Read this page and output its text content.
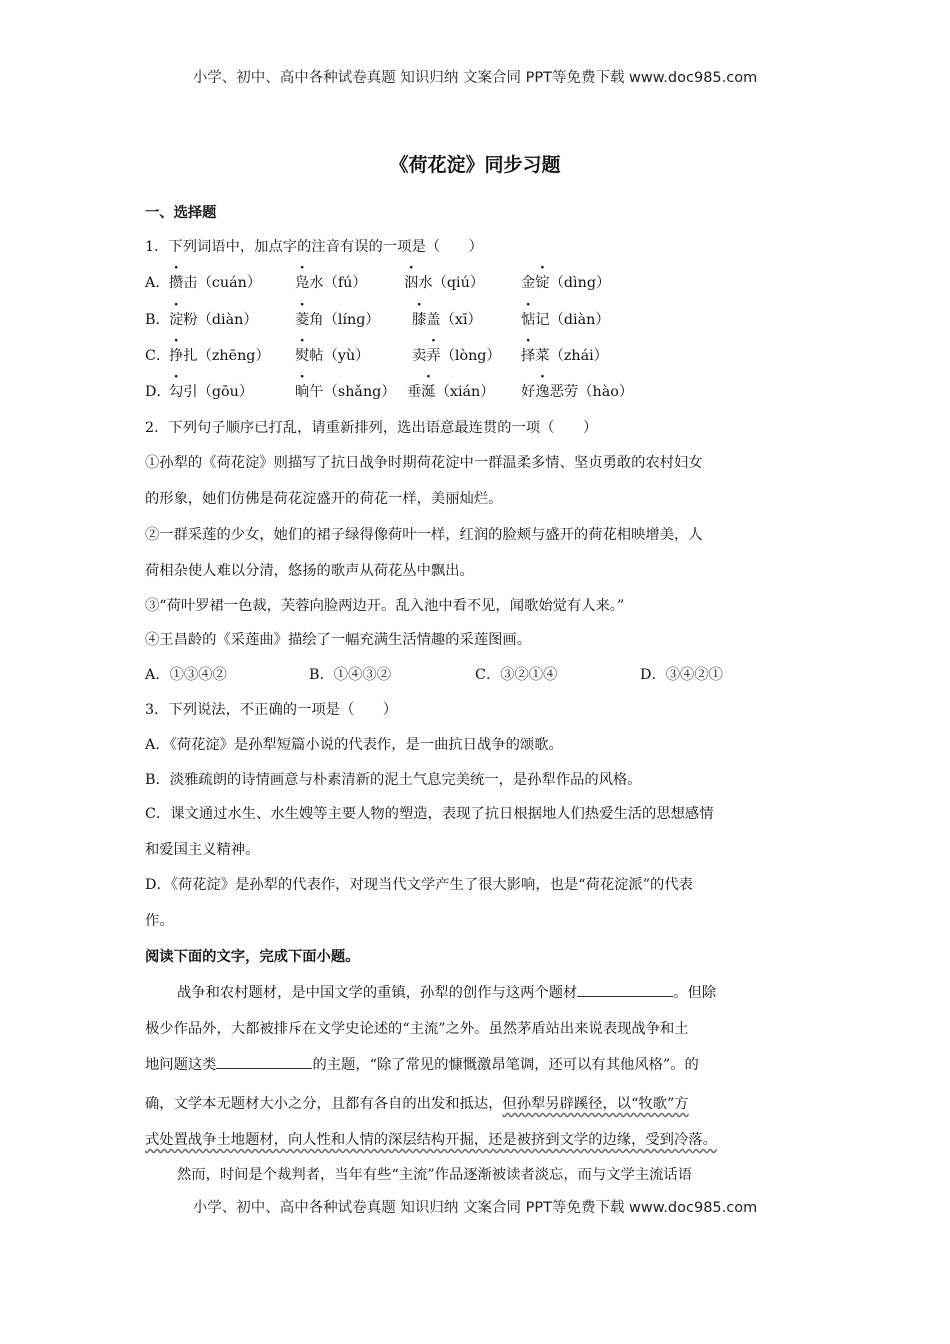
小学、初中、高中各种试卷真题 知识归纳 文案合同 PPT等免费下载 www.doc985.com
《荷花淀》同步习题
一、选择题
1．下列词语中，加点字的注音有误的一项是（　　）
A． 攒击（cuán） 凫水（fú）	泅水（qiú）	金锭（dìng）
B． 淀粉（diàn）	菱角（línɡ） 膝盖（xī）	惦记（diàn）
C．
挣扎（zhēng） 熨帖（yù）	卖弄（lòng） 择菜（zhái）
D．
勾引（gōu）	晌午（shǎng） 垂涎（xián） 好逸恶劳（hào）
2．下列句子顺序已打乱，请重新排列，选出语意最连贯的一项（　　）
①孙犁的《荷花淀》则描写了抗日战争时期荷花淀中一群温柔多情、坚贞勇敢的农村妇女
的形象，她们仿佛是荷花淀盛开的荷花一样，美丽灿烂。
②一群采莲的少女，她们的裙子绿得像荷叶一样，红润的脸颊与盛开的荷花相映增美，人
荷相杂使人难以分清，悠扬的歌声从荷花丛中飘出。
③“荷叶罗裙一色裁，芙蓉向脸两边开。乱入池中看不见，闻歌始觉有人来。”
④王昌龄的《采莲曲》描绘了一幅充满生活情趣的采莲图画。
A．①③④②	B．①④③②	C．③②①④	D．③④②①
3．下列说法，不正确的一项是（　　）
A．《荷花淀》是孙犁短篇小说的代表作，是一曲抗日战争的颂歌。
B．淡雅疏朗的诗情画意与朴素清新的泥土气息完美统一，是孙犁作品的风格。
C．课文通过水生、水生嫂等主要人物的塑造，表现了抗日根据地人们热爱生活的思想感情
和爱国主义精神。
D．《荷花淀》是孙犁的代表作，对现当代文学产生了很大影响，也是“荷花淀派”的代表
作。
阅读下面的文字，完成下面小题。
战争和农村题材，是中国文学的重镇，孙犁的创作与这两个题材	。但除
极少作品外，大都被排斥在文学史论述的“主流”之外。虽然茅盾站出来说表现战争和土
地问题这类	的主题，“除了常见的慷慨激昂笔调，还可以有其他风格”。的
确，文学本无题材大小之分，且都有各自的出发和抵达，但孙犁另辟蹊径，以“牧歌”方
式处置战争土地题材，向人性和人情的深层结构开掘，还是被挤到文学的边缘，受到冷落。
然而，时间是个裁判者，当年有些“主流”作品逐渐被读者淡忘，而与文学主流话语
小学、初中、高中各种试卷真题 知识归纳 文案合同 PPT等免费下载 www.doc985.com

## GIVEN INSTRUCTION
Each line of the material must be retyped exactly, except that images are omitted.

## ANSWER BELOW
Read this page and output its text content.
小学、初中、高中各种试卷真题 知识归纳 文案合同 PPT等免费下载 www.doc985.com
《荷花淀》同步习题
一、选择题
1．下列词语中，加点字的注音有误的一项是（　　）
A． 攒击（cuán） 凫水（fú）	泅水（qiú）	金锭（dìng）
B． 淀粉（diàn）	菱角（línɡ） 膝盖（xī）	惦记（diàn）
C．
挣扎（zhēng） 熨帖（yù）	卖弄（lòng） 择菜（zhái）
D．
勾引（gōu）	晌午（shǎng） 垂涎（xián） 好逸恶劳（hào）
2．下列句子顺序已打乱，请重新排列，选出语意最连贯的一项（　　）
①孙犁的《荷花淀》则描写了抗日战争时期荷花淀中一群温柔多情、坚贞勇敢的农村妇女
的形象，她们仿佛是荷花淀盛开的荷花一样，美丽灿烂。
②一群采莲的少女，她们的裙子绿得像荷叶一样，红润的脸颊与盛开的荷花相映增美，人
荷相杂使人难以分清，悠扬的歌声从荷花丛中飘出。
③“荷叶罗裙一色裁，芙蓉向脸两边开。乱入池中看不见，闻歌始觉有人来。”
④王昌龄的《采莲曲》描绘了一幅充满生活情趣的采莲图画。
A．①③④②	B．①④③②	C．③②①④	D．③④②①
3．下列说法，不正确的一项是（　　）
A．《荷花淀》是孙犁短篇小说的代表作，是一曲抗日战争的颂歌。
B．淡雅疏朗的诗情画意与朴素清新的泥土气息完美统一，是孙犁作品的风格。
C．课文通过水生、水生嫂等主要人物的塑造，表现了抗日根据地人们热爱生活的思想感情
和爱国主义精神。
D．《荷花淀》是孙犁的代表作，对现当代文学产生了很大影响，也是“荷花淀派”的代表
作。
阅读下面的文字，完成下面小题。
战争和农村题材，是中国文学的重镇，孙犁的创作与这两个题材	。但除
极少作品外，大都被排斥在文学史论述的“主流”之外。虽然茅盾站出来说表现战争和土
地问题这类	的主题，“除了常见的慷慨激昂笔调，还可以有其他风格”。的
确，文学本无题材大小之分，且都有各自的出发和抵达，但孙犁另辟蹊径，以“牧歌”方
式处置战争土地题材，向人性和人情的深层结构开掘，还是被挤到文学的边缘，受到冷落。
然而，时间是个裁判者，当年有些“主流”作品逐渐被读者淡忘，而与文学主流话语
小学、初中、高中各种试卷真题 知识归纳 文案合同 PPT等免费下载 www.doc985.com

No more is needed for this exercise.